-- Written exercise --
Carry none of the pictures over; write out the complete data exactly.
★ ★ ★ ★
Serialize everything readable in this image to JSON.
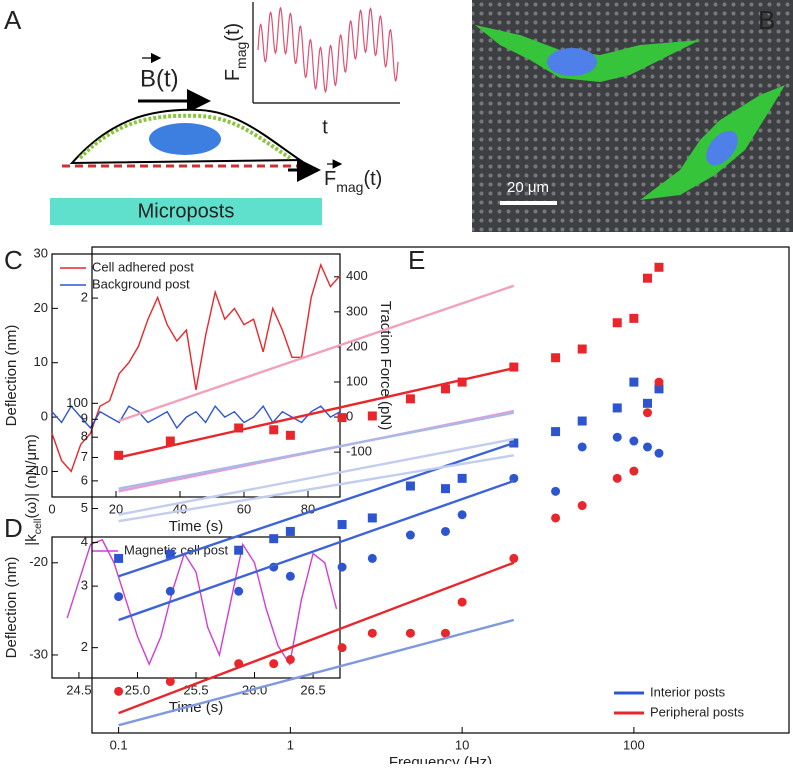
{
  "panels": [
    "A",
    "B",
    "C",
    "D",
    "E"
  ],
  "panel_a": {
    "field": "B(t)",
    "force_axis": {
      "main": "F",
      "sub": "mag",
      "rest": "(t)"
    },
    "time_axis": "t",
    "force": {
      "main": "F",
      "sub": "mag",
      "rest": "(t)"
    },
    "substrate": "Microposts"
  },
  "panel_b": {
    "scale_bar": "20 μm"
  },
  "chart_data": [
    {
      "type": "line",
      "xlabel": "Time (s)",
      "ylabel": "Deflection (nm)",
      "y2label": "Traction Force (pN)",
      "xlim": [
        0,
        90
      ],
      "xticks": [
        0,
        20,
        40,
        60,
        80
      ],
      "ylim": [
        -14.7,
        30
      ],
      "yticks": [
        -10,
        0,
        10,
        20,
        30
      ],
      "y2lim": [
        -228,
        465
      ],
      "y2ticks": [
        -100,
        0,
        100,
        200,
        300,
        400
      ],
      "legend": "upper left",
      "x": [
        0,
        3,
        6,
        9,
        12,
        15,
        18,
        21,
        24,
        27,
        30,
        33,
        36,
        39,
        42,
        45,
        48,
        51,
        54,
        57,
        60,
        63,
        66,
        69,
        72,
        75,
        78,
        81,
        84,
        87,
        90
      ],
      "series": [
        {
          "name": "Cell adhered post",
          "color": "#e8262b",
          "values": [
            -3,
            -8,
            -10,
            -5,
            -3,
            2,
            3,
            8,
            10,
            13,
            18,
            22,
            17,
            14,
            16,
            5,
            15,
            23,
            18,
            20,
            17,
            18,
            12,
            20,
            16,
            11,
            11,
            22,
            28,
            24,
            26
          ]
        },
        {
          "name": "Background post",
          "color": "#2e55d0",
          "values": [
            1,
            -1,
            2,
            0,
            -2,
            1,
            0,
            -1,
            2,
            1,
            -1,
            0,
            1,
            -2,
            0,
            1,
            -1,
            2,
            0,
            1,
            -1,
            0,
            2,
            -1,
            1,
            0,
            -1,
            1,
            2,
            0,
            1
          ]
        }
      ]
    },
    {
      "type": "line",
      "xlabel": "Time (s)",
      "ylabel": "Deflection (nm)",
      "xlim": [
        24.27,
        26.73
      ],
      "xticks": [
        24.5,
        {
          "value": 25,
          "label": "25.0"
        },
        25.5,
        {
          "value": 26,
          "label": "26.0"
        },
        26.5
      ],
      "ylim": [
        -32.5,
        -17.2
      ],
      "yticks": [
        -30,
        -20
      ],
      "legend": "upper center",
      "x": [
        24.4,
        24.5,
        24.6,
        24.7,
        24.8,
        24.9,
        25.0,
        25.1,
        25.2,
        25.3,
        25.4,
        25.5,
        25.6,
        25.7,
        25.8,
        25.9,
        26.0,
        26.1,
        26.2,
        26.3,
        26.4,
        26.5,
        26.6,
        26.7
      ],
      "series": [
        {
          "name": "Magnetic cell post",
          "color": "#d13ed6",
          "values": [
            -26,
            -22,
            -18,
            -17.5,
            -20,
            -24,
            -28,
            -31,
            -28,
            -23,
            -19,
            -21,
            -27,
            -30,
            -24,
            -18,
            -20,
            -25,
            -29,
            -31,
            -24,
            -19,
            -20,
            -25
          ]
        }
      ]
    },
    {
      "type": "scatter",
      "xlabel": "Frequency (Hz)",
      "ylabel": {
        "main": "|k",
        "sub": "cell",
        "rest": "(ω)| (nN/μm)"
      },
      "xscale": "log",
      "yscale": "log",
      "xlim": [
        0.07,
        800
      ],
      "xticks": [
        0.1,
        1,
        10,
        100
      ],
      "ylim": [
        11.4,
        280
      ],
      "yticks": [
        {
          "value": 20,
          "label": "2"
        },
        {
          "value": 30,
          "label": "3"
        },
        {
          "value": 40,
          "label": "4"
        },
        {
          "value": 50,
          "label": "5"
        },
        {
          "value": 60,
          "label": "6"
        },
        {
          "value": 70,
          "label": "7"
        },
        {
          "value": 80,
          "label": "8"
        },
        {
          "value": 90,
          "label": "9"
        },
        100,
        {
          "value": 200,
          "label": "2"
        }
      ],
      "legend": "lower right",
      "legend_items": [
        {
          "name": "Interior posts",
          "color": "#2e55d0"
        },
        {
          "name": "Peripheral posts",
          "color": "#e8262b"
        }
      ],
      "series": [
        {
          "marker": "square",
          "color": "#e8262b",
          "x": [
            0.1,
            0.2,
            0.5,
            0.8,
            1,
            2,
            3,
            5,
            8,
            10,
            20,
            35,
            50,
            80,
            100,
            120,
            140
          ],
          "values": [
            71,
            78,
            85,
            84,
            81,
            91,
            92,
            103,
            110,
            115,
            127,
            135,
            143,
            170,
            175,
            228,
            245
          ]
        },
        {
          "marker": "square",
          "color": "#2e55d0",
          "x": [
            0.1,
            0.2,
            0.5,
            0.8,
            1,
            2,
            3,
            5,
            8,
            10,
            20,
            35,
            50,
            80,
            100,
            120,
            140
          ],
          "values": [
            36,
            37,
            38,
            41,
            43,
            45,
            47,
            58,
            57,
            61,
            77,
            83,
            89,
            97,
            115,
            100,
            110
          ]
        },
        {
          "marker": "circle",
          "color": "#2e55d0",
          "x": [
            0.1,
            0.2,
            0.5,
            0.8,
            1,
            2,
            3,
            5,
            8,
            10,
            20,
            35,
            50,
            80,
            100,
            120,
            140
          ],
          "values": [
            28,
            29,
            29,
            34,
            32,
            34,
            36,
            42,
            43,
            48,
            61,
            56,
            75,
            80,
            78,
            75,
            72
          ]
        },
        {
          "marker": "circle",
          "color": "#e8262b",
          "x": [
            0.1,
            0.2,
            0.5,
            0.8,
            1,
            2,
            3,
            5,
            8,
            10,
            20,
            35,
            50,
            80,
            100,
            120,
            140
          ],
          "values": [
            15,
            16,
            18,
            18,
            18.5,
            20,
            22,
            22,
            22,
            27,
            36,
            47,
            51,
            61,
            64,
            94,
            115
          ]
        },
        {
          "mode": "line",
          "color": "#e8262b",
          "x": [
            0.1,
            20
          ],
          "values": [
            70,
            126
          ]
        },
        {
          "mode": "line",
          "color": "#3c64d8",
          "x": [
            0.1,
            20
          ],
          "values": [
            32,
            77
          ]
        },
        {
          "mode": "line",
          "color": "#3c64d8",
          "x": [
            0.1,
            20
          ],
          "values": [
            24,
            60
          ]
        },
        {
          "mode": "line",
          "color": "#e8262b",
          "x": [
            0.1,
            20
          ],
          "values": [
            13,
            35
          ]
        },
        {
          "mode": "line",
          "color": "#f2a2b8",
          "x": [
            0.1,
            20
          ],
          "values": [
            89,
            217
          ]
        },
        {
          "mode": "line",
          "color": "#e69ad8",
          "x": [
            0.1,
            20
          ],
          "values": [
            56,
            95
          ]
        },
        {
          "mode": "line",
          "color": "#a9b8e6",
          "x": [
            0.1,
            20
          ],
          "values": [
            57,
            94
          ]
        },
        {
          "mode": "line",
          "color": "#c3cdee",
          "x": [
            0.1,
            20
          ],
          "values": [
            48,
            79
          ]
        },
        {
          "mode": "line",
          "color": "#c3cdee",
          "x": [
            0.1,
            20
          ],
          "values": [
            46,
            71
          ]
        },
        {
          "mode": "line",
          "color": "#7f98e0",
          "x": [
            0.1,
            20
          ],
          "values": [
            12,
            24
          ]
        }
      ]
    }
  ]
}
★ ★ ★ ★
-- Written reply --
Serialize everything readable in this image to JSON.
{
  "panels": [
    "A",
    "B",
    "C",
    "D",
    "E"
  ],
  "panel_a": {
    "field": "B(t)",
    "force_axis": {
      "main": "F",
      "sub": "mag",
      "rest": "(t)"
    },
    "time_axis": "t",
    "force": {
      "main": "F",
      "sub": "mag",
      "rest": "(t)"
    },
    "substrate": "Microposts"
  },
  "panel_b": {
    "scale_bar": "20 μm"
  },
  "chart_data": [
    {
      "type": "line",
      "xlabel": "Time (s)",
      "ylabel": "Deflection (nm)",
      "y2label": "Traction Force (pN)",
      "xlim": [
        0,
        90
      ],
      "xticks": [
        0,
        20,
        40,
        60,
        80
      ],
      "ylim": [
        -14.7,
        30
      ],
      "yticks": [
        -10,
        0,
        10,
        20,
        30
      ],
      "y2lim": [
        -228,
        465
      ],
      "y2ticks": [
        -100,
        0,
        100,
        200,
        300,
        400
      ],
      "legend": "upper left",
      "x": [
        0,
        3,
        6,
        9,
        12,
        15,
        18,
        21,
        24,
        27,
        30,
        33,
        36,
        39,
        42,
        45,
        48,
        51,
        54,
        57,
        60,
        63,
        66,
        69,
        72,
        75,
        78,
        81,
        84,
        87,
        90
      ],
      "series": [
        {
          "name": "Cell adhered post",
          "color": "#e8262b",
          "values": [
            -3,
            -8,
            -10,
            -5,
            -3,
            2,
            3,
            8,
            10,
            13,
            18,
            22,
            17,
            14,
            16,
            5,
            15,
            23,
            18,
            20,
            17,
            18,
            12,
            20,
            16,
            11,
            11,
            22,
            28,
            24,
            26
          ]
        },
        {
          "name": "Background post",
          "color": "#2e55d0",
          "values": [
            1,
            -1,
            2,
            0,
            -2,
            1,
            0,
            -1,
            2,
            1,
            -1,
            0,
            1,
            -2,
            0,
            1,
            -1,
            2,
            0,
            1,
            -1,
            0,
            2,
            -1,
            1,
            0,
            -1,
            1,
            2,
            0,
            1
          ]
        }
      ]
    },
    {
      "type": "line",
      "xlabel": "Time (s)",
      "ylabel": "Deflection (nm)",
      "xlim": [
        24.27,
        26.73
      ],
      "xticks": [
        24.5,
        {
          "value": 25,
          "label": "25.0"
        },
        25.5,
        {
          "value": 26,
          "label": "26.0"
        },
        26.5
      ],
      "ylim": [
        -32.5,
        -17.2
      ],
      "yticks": [
        -30,
        -20
      ],
      "legend": "upper center",
      "x": [
        24.4,
        24.5,
        24.6,
        24.7,
        24.8,
        24.9,
        25.0,
        25.1,
        25.2,
        25.3,
        25.4,
        25.5,
        25.6,
        25.7,
        25.8,
        25.9,
        26.0,
        26.1,
        26.2,
        26.3,
        26.4,
        26.5,
        26.6,
        26.7
      ],
      "series": [
        {
          "name": "Magnetic cell post",
          "color": "#d13ed6",
          "values": [
            -26,
            -22,
            -18,
            -17.5,
            -20,
            -24,
            -28,
            -31,
            -28,
            -23,
            -19,
            -21,
            -27,
            -30,
            -24,
            -18,
            -20,
            -25,
            -29,
            -31,
            -24,
            -19,
            -20,
            -25
          ]
        }
      ]
    },
    {
      "type": "scatter",
      "xlabel": "Frequency (Hz)",
      "ylabel": {
        "main": "|k",
        "sub": "cell",
        "rest": "(ω)| (nN/μm)"
      },
      "xscale": "log",
      "yscale": "log",
      "xlim": [
        0.07,
        800
      ],
      "xticks": [
        0.1,
        1,
        10,
        100
      ],
      "ylim": [
        11.4,
        280
      ],
      "yticks": [
        {
          "value": 20,
          "label": "2"
        },
        {
          "value": 30,
          "label": "3"
        },
        {
          "value": 40,
          "label": "4"
        },
        {
          "value": 50,
          "label": "5"
        },
        {
          "value": 60,
          "label": "6"
        },
        {
          "value": 70,
          "label": "7"
        },
        {
          "value": 80,
          "label": "8"
        },
        {
          "value": 90,
          "label": "9"
        },
        100,
        {
          "value": 200,
          "label": "2"
        }
      ],
      "legend": "lower right",
      "legend_items": [
        {
          "name": "Interior posts",
          "color": "#2e55d0"
        },
        {
          "name": "Peripheral posts",
          "color": "#e8262b"
        }
      ],
      "series": [
        {
          "marker": "square",
          "color": "#e8262b",
          "x": [
            0.1,
            0.2,
            0.5,
            0.8,
            1,
            2,
            3,
            5,
            8,
            10,
            20,
            35,
            50,
            80,
            100,
            120,
            140
          ],
          "values": [
            71,
            78,
            85,
            84,
            81,
            91,
            92,
            103,
            110,
            115,
            127,
            135,
            143,
            170,
            175,
            228,
            245
          ]
        },
        {
          "marker": "square",
          "color": "#2e55d0",
          "x": [
            0.1,
            0.2,
            0.5,
            0.8,
            1,
            2,
            3,
            5,
            8,
            10,
            20,
            35,
            50,
            80,
            100,
            120,
            140
          ],
          "values": [
            36,
            37,
            38,
            41,
            43,
            45,
            47,
            58,
            57,
            61,
            77,
            83,
            89,
            97,
            115,
            100,
            110
          ]
        },
        {
          "marker": "circle",
          "color": "#2e55d0",
          "x": [
            0.1,
            0.2,
            0.5,
            0.8,
            1,
            2,
            3,
            5,
            8,
            10,
            20,
            35,
            50,
            80,
            100,
            120,
            140
          ],
          "values": [
            28,
            29,
            29,
            34,
            32,
            34,
            36,
            42,
            43,
            48,
            61,
            56,
            75,
            80,
            78,
            75,
            72
          ]
        },
        {
          "marker": "circle",
          "color": "#e8262b",
          "x": [
            0.1,
            0.2,
            0.5,
            0.8,
            1,
            2,
            3,
            5,
            8,
            10,
            20,
            35,
            50,
            80,
            100,
            120,
            140
          ],
          "values": [
            15,
            16,
            18,
            18,
            18.5,
            20,
            22,
            22,
            22,
            27,
            36,
            47,
            51,
            61,
            64,
            94,
            115
          ]
        },
        {
          "mode": "line",
          "color": "#e8262b",
          "x": [
            0.1,
            20
          ],
          "values": [
            70,
            126
          ]
        },
        {
          "mode": "line",
          "color": "#3c64d8",
          "x": [
            0.1,
            20
          ],
          "values": [
            32,
            77
          ]
        },
        {
          "mode": "line",
          "color": "#3c64d8",
          "x": [
            0.1,
            20
          ],
          "values": [
            24,
            60
          ]
        },
        {
          "mode": "line",
          "color": "#e8262b",
          "x": [
            0.1,
            20
          ],
          "values": [
            13,
            35
          ]
        },
        {
          "mode": "line",
          "color": "#f2a2b8",
          "x": [
            0.1,
            20
          ],
          "values": [
            89,
            217
          ]
        },
        {
          "mode": "line",
          "color": "#e69ad8",
          "x": [
            0.1,
            20
          ],
          "values": [
            56,
            95
          ]
        },
        {
          "mode": "line",
          "color": "#a9b8e6",
          "x": [
            0.1,
            20
          ],
          "values": [
            57,
            94
          ]
        },
        {
          "mode": "line",
          "color": "#c3cdee",
          "x": [
            0.1,
            20
          ],
          "values": [
            48,
            79
          ]
        },
        {
          "mode": "line",
          "color": "#c3cdee",
          "x": [
            0.1,
            20
          ],
          "values": [
            46,
            71
          ]
        },
        {
          "mode": "line",
          "color": "#7f98e0",
          "x": [
            0.1,
            20
          ],
          "values": [
            12,
            24
          ]
        }
      ]
    }
  ]
}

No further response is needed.